> [Stored dataset items]:
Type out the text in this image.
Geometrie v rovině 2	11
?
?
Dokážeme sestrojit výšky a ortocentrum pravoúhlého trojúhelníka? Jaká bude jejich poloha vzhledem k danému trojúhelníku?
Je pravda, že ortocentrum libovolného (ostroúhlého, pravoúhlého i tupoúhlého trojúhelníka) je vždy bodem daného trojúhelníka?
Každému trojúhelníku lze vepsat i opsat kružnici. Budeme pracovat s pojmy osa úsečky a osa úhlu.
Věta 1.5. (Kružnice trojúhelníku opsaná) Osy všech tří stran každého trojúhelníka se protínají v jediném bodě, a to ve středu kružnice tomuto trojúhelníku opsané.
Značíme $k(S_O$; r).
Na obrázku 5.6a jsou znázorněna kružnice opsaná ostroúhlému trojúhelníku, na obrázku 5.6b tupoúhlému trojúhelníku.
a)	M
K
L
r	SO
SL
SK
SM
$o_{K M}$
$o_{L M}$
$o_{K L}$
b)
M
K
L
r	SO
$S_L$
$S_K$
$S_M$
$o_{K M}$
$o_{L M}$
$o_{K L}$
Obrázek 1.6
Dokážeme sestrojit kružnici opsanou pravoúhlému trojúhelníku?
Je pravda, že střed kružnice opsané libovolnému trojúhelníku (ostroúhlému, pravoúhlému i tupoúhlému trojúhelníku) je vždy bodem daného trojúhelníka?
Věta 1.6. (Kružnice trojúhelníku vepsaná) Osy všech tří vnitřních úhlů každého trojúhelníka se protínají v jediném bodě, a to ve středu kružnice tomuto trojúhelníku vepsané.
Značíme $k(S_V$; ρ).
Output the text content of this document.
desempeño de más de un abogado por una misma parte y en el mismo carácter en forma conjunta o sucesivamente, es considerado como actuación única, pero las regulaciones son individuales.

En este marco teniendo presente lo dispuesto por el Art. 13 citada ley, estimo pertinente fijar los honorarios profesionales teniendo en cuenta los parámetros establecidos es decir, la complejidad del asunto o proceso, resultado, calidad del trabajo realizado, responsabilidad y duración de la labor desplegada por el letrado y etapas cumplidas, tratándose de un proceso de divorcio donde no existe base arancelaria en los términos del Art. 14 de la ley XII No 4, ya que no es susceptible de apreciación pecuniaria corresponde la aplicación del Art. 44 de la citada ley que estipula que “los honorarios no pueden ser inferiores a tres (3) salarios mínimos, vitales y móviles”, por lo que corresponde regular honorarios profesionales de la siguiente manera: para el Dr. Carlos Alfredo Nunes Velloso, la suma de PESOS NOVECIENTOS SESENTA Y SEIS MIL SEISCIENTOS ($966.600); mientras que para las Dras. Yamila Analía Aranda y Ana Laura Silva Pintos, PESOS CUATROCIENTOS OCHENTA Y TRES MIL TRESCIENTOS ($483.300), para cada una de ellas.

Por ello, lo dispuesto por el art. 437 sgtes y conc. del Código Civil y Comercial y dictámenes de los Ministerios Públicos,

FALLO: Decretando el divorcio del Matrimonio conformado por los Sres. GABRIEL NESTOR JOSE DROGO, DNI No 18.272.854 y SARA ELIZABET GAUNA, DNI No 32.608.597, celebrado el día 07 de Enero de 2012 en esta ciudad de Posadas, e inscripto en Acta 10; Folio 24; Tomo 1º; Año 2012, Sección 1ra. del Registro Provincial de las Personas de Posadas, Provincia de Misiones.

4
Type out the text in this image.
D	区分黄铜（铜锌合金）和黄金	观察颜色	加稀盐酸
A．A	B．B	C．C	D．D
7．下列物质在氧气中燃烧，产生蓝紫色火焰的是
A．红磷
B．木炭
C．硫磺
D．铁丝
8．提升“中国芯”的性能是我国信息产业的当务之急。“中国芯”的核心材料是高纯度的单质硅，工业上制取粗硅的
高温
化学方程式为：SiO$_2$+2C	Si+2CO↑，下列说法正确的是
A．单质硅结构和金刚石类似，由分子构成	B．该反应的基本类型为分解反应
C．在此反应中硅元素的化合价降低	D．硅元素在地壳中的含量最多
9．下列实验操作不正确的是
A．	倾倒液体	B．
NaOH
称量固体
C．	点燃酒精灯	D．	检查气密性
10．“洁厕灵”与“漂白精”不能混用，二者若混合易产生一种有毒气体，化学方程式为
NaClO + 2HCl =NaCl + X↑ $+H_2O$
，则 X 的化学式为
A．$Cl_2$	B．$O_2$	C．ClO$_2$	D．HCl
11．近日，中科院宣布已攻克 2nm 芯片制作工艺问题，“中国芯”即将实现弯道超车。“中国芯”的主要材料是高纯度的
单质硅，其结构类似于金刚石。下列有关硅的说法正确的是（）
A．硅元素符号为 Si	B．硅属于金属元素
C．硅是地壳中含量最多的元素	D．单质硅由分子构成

> [Directions]: Repeat every line of the data, exactly and in full.

> [Answer below]:
Type out the text in this image.
Geometrie v rovině 2	11
?
?
Dokážeme sestrojit výšky a ortocentrum pravoúhlého trojúhelníka? Jaká bude jejich poloha vzhledem k danému trojúhelníku?
Je pravda, že ortocentrum libovolného (ostroúhlého, pravoúhlého i tupoúhlého trojúhelníka) je vždy bodem daného trojúhelníka?
Každému trojúhelníku lze vepsat i opsat kružnici. Budeme pracovat s pojmy osa úsečky a osa úhlu.
Věta 1.5. (Kružnice trojúhelníku opsaná) Osy všech tří stran každého trojúhelníka se protínají v jediném bodě, a to ve středu kružnice tomuto trojúhelníku opsané.
Značíme $k(S_O$; r).
Na obrázku 5.6a jsou znázorněna kružnice opsaná ostroúhlému trojúhelníku, na obrázku 5.6b tupoúhlému trojúhelníku.
a)	M
K
L
r	SO
SL
SK
SM
$o_{K M}$
$o_{L M}$
$o_{K L}$
b)
M
K
L
r	SO
$S_L$
$S_K$
$S_M$
$o_{K M}$
$o_{L M}$
$o_{K L}$
Obrázek 1.6
Dokážeme sestrojit kružnici opsanou pravoúhlému trojúhelníku?
Je pravda, že střed kružnice opsané libovolnému trojúhelníku (ostroúhlému, pravoúhlému i tupoúhlému trojúhelníku) je vždy bodem daného trojúhelníka?
Věta 1.6. (Kružnice trojúhelníku vepsaná) Osy všech tří vnitřních úhlů každého trojúhelníka se protínají v jediném bodě, a to ve středu kružnice tomuto trojúhelníku vepsané.
Značíme $k(S_V$; ρ).
Output the text content of this document.
desempeño de más de un abogado por una misma parte y en el mismo carácter en forma conjunta o sucesivamente, es considerado como actuación única, pero las regulaciones son individuales.

En este marco teniendo presente lo dispuesto por el Art. 13 citada ley, estimo pertinente fijar los honorarios profesionales teniendo en cuenta los parámetros establecidos es decir, la complejidad del asunto o proceso, resultado, calidad del trabajo realizado, responsabilidad y duración de la labor desplegada por el letrado y etapas cumplidas, tratándose de un proceso de divorcio donde no existe base arancelaria en los términos del Art. 14 de la ley XII No 4, ya que no es susceptible de apreciación pecuniaria corresponde la aplicación del Art. 44 de la citada ley que estipula que “los honorarios no pueden ser inferiores a tres (3) salarios mínimos, vitales y móviles”, por lo que corresponde regular honorarios profesionales de la siguiente manera: para el Dr. Carlos Alfredo Nunes Velloso, la suma de PESOS NOVECIENTOS SESENTA Y SEIS MIL SEISCIENTOS ($966.600); mientras que para las Dras. Yamila Analía Aranda y Ana Laura Silva Pintos, PESOS CUATROCIENTOS OCHENTA Y TRES MIL TRESCIENTOS ($483.300), para cada una de ellas.

Por ello, lo dispuesto por el art. 437 sgtes y conc. del Código Civil y Comercial y dictámenes de los Ministerios Públicos,

FALLO: Decretando el divorcio del Matrimonio conformado por los Sres. GABRIEL NESTOR JOSE DROGO, DNI No 18.272.854 y SARA ELIZABET GAUNA, DNI No 32.608.597, celebrado el día 07 de Enero de 2012 en esta ciudad de Posadas, e inscripto en Acta 10; Folio 24; Tomo 1º; Año 2012, Sección 1ra. del Registro Provincial de las Personas de Posadas, Provincia de Misiones.

4
Type out the text in this image.
D	区分黄铜（铜锌合金）和黄金	观察颜色	加稀盐酸
A．A	B．B	C．C	D．D
7．下列物质在氧气中燃烧，产生蓝紫色火焰的是
A．红磷
B．木炭
C．硫磺
D．铁丝
8．提升“中国芯”的性能是我国信息产业的当务之急。“中国芯”的核心材料是高纯度的单质硅，工业上制取粗硅的
高温
化学方程式为：SiO$_2$+2C	Si+2CO↑，下列说法正确的是
A．单质硅结构和金刚石类似，由分子构成	B．该反应的基本类型为分解反应
C．在此反应中硅元素的化合价降低	D．硅元素在地壳中的含量最多
9．下列实验操作不正确的是
A．	倾倒液体	B．
NaOH
称量固体
C．	点燃酒精灯	D．	检查气密性
10．“洁厕灵”与“漂白精”不能混用，二者若混合易产生一种有毒气体，化学方程式为
NaClO + 2HCl =NaCl + X↑ $+H_2O$
，则 X 的化学式为
A．$Cl_2$	B．$O_2$	C．ClO$_2$	D．HCl
11．近日，中科院宣布已攻克 2nm 芯片制作工艺问题，“中国芯”即将实现弯道超车。“中国芯”的主要材料是高纯度的
单质硅，其结构类似于金刚石。下列有关硅的说法正确的是（）
A．硅元素符号为 Si	B．硅属于金属元素
C．硅是地壳中含量最多的元素	D．单质硅由分子构成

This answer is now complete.